__所给文本__
====

但如今,突然面对着坟墓/我冷眼向过去稍稍回顾/只见它曲折灌溉的悲喜/都消失在一片亘古的荒漠/这才知道我的全部努力/不过完成了普通的生活。——《冥想》
我爱在淡淡的太阳短命的日子/临窗把喜爱的工作静静做完/才到下午四点,便又冷又昏黄/我将用一杯酒来灌溉我的心田/多么快,人生已到严酷的冬天。——《冬》
这是一种明确无误的老之将至的诗歌,与他在四十年代的诗歌对个体的命运作出的复杂的观照相比,这些诗中所蕴涵的个体的命运因子要逊色很多。穆旦的诗,就是在《冬》中收束。诗人不再讴歌充满肉感的春天,“那蓬勃的春夏两季使人晕头转向,像喝醉了的人,我很不喜欢”。冬天,还有秋天,成了诗人“最爱的两个季节。它们体现着收获、衰亡、沉静之感,适于在此时给春夏的蓬勃生命做总结”。如果《冬》真是穆旦有生之年最后一首诗,那真是一种命运的最后写照:一位“老”诗人的最后形象在这首诗中无比鲜明。
关于这些诗歌创作,穆旦的诗友、女诗人郑敏有一段很警醒的评论:“一个能爱、能恨、能诅咒而又常自责的敏感的心灵在晚期的作品里显得凄凉而驯服了。这是好事,还是……?”郑敏省略了她的惋惜,又转向了似乎是另外一个问题,“因为死得早,他的创伤没有在阳光里得到抚慰和治疗”(《诗人与矛盾》,1987)。她说得对,这是穆旦晚年诗歌最大的现实性问题。
穆旦写作的“潜在性”还有另外一面:他当着家人(别人)译诗,却只能背着家人(别人)写诗。

====

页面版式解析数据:

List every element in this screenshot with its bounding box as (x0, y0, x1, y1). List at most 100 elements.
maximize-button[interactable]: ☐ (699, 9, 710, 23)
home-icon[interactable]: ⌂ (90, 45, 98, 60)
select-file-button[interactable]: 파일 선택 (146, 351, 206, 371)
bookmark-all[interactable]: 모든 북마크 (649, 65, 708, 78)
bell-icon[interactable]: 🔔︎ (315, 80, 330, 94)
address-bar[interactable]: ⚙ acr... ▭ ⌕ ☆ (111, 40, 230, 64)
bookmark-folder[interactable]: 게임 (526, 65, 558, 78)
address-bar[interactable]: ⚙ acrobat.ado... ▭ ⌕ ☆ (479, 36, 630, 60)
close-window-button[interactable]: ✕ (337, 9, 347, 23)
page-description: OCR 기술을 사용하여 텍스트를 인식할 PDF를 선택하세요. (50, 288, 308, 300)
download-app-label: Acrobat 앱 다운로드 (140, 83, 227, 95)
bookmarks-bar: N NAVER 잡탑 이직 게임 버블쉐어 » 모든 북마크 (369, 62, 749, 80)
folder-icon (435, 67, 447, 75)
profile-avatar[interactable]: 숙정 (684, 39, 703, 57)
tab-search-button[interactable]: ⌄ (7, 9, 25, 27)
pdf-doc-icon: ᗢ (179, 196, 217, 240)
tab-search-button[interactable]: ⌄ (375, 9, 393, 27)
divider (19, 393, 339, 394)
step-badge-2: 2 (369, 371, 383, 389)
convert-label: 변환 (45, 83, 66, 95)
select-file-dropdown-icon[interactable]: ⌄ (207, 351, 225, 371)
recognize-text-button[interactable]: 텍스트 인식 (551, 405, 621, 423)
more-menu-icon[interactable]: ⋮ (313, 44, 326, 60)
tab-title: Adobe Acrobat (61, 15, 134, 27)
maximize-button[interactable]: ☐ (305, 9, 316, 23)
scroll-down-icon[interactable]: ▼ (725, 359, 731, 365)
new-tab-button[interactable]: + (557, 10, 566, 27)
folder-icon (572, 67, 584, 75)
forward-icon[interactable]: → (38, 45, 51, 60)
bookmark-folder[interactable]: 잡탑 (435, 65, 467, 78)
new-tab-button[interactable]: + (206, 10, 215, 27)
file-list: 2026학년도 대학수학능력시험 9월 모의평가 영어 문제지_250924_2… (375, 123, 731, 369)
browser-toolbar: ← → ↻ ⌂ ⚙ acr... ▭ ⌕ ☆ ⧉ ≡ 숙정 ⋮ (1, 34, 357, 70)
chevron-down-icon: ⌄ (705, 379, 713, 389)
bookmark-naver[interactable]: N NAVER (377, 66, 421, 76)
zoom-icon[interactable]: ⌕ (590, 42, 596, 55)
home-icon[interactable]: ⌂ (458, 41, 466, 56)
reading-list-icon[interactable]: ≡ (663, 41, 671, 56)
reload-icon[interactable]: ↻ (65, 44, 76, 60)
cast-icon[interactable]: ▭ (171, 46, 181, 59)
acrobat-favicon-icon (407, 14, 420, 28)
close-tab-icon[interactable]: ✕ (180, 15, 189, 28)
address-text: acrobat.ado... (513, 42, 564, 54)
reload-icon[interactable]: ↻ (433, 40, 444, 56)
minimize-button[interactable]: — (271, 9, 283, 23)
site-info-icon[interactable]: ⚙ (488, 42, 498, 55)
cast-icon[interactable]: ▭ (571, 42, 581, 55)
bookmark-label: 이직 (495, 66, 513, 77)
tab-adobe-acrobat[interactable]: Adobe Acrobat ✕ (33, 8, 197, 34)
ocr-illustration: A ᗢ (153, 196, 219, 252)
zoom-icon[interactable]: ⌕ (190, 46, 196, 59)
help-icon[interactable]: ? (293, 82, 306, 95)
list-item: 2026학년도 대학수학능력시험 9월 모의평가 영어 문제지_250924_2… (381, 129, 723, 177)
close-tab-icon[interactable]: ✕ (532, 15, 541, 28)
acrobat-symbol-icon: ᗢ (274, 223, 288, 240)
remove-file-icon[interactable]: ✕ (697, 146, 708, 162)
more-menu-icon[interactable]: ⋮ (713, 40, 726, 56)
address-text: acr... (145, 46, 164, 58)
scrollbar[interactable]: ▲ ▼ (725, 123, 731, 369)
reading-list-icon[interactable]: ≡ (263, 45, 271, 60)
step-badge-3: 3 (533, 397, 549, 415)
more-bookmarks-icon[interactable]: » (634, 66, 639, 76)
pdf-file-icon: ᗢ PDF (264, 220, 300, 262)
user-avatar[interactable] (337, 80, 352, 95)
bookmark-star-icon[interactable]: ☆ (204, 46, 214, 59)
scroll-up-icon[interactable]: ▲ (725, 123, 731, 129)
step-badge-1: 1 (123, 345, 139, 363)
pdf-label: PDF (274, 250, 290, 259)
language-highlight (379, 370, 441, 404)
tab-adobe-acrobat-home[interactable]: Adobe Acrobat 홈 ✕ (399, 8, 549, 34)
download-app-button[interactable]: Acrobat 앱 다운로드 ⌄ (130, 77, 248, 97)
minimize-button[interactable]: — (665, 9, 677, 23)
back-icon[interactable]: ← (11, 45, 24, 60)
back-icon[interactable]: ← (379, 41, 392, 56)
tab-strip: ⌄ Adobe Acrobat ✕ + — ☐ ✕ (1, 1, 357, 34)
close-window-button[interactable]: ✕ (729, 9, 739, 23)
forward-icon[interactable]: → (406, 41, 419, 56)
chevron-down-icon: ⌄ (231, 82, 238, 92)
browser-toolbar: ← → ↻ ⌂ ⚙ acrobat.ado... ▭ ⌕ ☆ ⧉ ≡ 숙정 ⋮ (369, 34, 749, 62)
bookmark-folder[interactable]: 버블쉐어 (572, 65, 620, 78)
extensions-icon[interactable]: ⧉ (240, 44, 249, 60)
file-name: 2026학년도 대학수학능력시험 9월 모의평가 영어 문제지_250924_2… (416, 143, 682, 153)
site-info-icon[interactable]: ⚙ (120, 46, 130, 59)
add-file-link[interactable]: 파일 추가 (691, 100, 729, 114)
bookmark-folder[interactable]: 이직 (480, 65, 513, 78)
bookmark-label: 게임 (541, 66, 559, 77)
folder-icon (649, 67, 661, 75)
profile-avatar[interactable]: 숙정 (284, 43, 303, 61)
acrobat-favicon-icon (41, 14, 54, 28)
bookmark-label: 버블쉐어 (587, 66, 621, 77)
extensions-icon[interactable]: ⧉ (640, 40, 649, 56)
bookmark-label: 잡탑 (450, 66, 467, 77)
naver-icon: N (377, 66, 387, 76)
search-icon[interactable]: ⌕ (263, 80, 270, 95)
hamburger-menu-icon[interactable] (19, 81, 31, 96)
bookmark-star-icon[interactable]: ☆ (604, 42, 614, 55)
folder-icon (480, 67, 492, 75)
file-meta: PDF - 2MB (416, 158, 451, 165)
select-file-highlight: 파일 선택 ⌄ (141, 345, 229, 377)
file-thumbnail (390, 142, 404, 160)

====

__练习任务__
A: 在这篇关于穆旦晚年诗歌的文字中,郑敏的评论出自哪篇文章?
B: 请把这篇关于穆旦晚年诗歌的文字中从“但如今,突然面对着坟墓/我冷”到“却只能背着家人(别人)写诗。”的部分一字不差地抄录下来。

__各题答案__
A: 出自《诗人与矛盾》(1987)。

B:
但如今,突然面对着坟墓/我冷眼向过去稍稍回顾/只见它曲折灌溉的悲喜/都消失在一片亘古的荒漠/这才知道我的全部努力/不过完成了普通的生活。——《冥想》
我爱在淡淡的太阳短命的日子/临窗把喜爱的工作静静做完/才到下午四点,便又冷又昏黄/我将用一杯酒来灌溉我的心田/多么快,人生已到严酷的冬天。——《冬》
这是一种明确无误的老之将至的诗歌,与他在四十年代的诗歌对个体的命运作出的复杂的观照相比,这些诗中所蕴涵的个体的命运因子要逊色很多。穆旦的诗,就是在《冬》中收束。诗人不再讴歌充满肉感的春天,“那蓬勃的春夏两季使人晕头转向,像喝醉了的人,我很不喜欢”。冬天,还有秋天,成了诗人“最爱的两个季节。它们体现着收获、衰亡、沉静之感,适于在此时给春夏的蓬勃生命做总结”。如果《冬》真是穆旦有生之年最后一首诗,那真是一种命运的最后写照:一位“老”诗人的最后形象在这首诗中无比鲜明。
关于这些诗歌创作,穆旦的诗友、女诗人郑敏有一段很警醒的评论:“一个能爱、能恨、能诅咒而又常自责的敏感的心灵在晚期的作品里显得凄凉而驯服了。这是好事,还是……?”郑敏省略了她的惋惜,又转向了似乎是另外一个问题,“因为死得早,他的创伤没有在阳光里得到抚慰和治疗”(《诗人与矛盾》,1987)。她说得对,这是穆旦晚年诗歌最大的现实性问题。
穆旦写作的“潜在性”还有另外一面:他当着家人(别人)译诗,却只能背着家人(别人)写诗。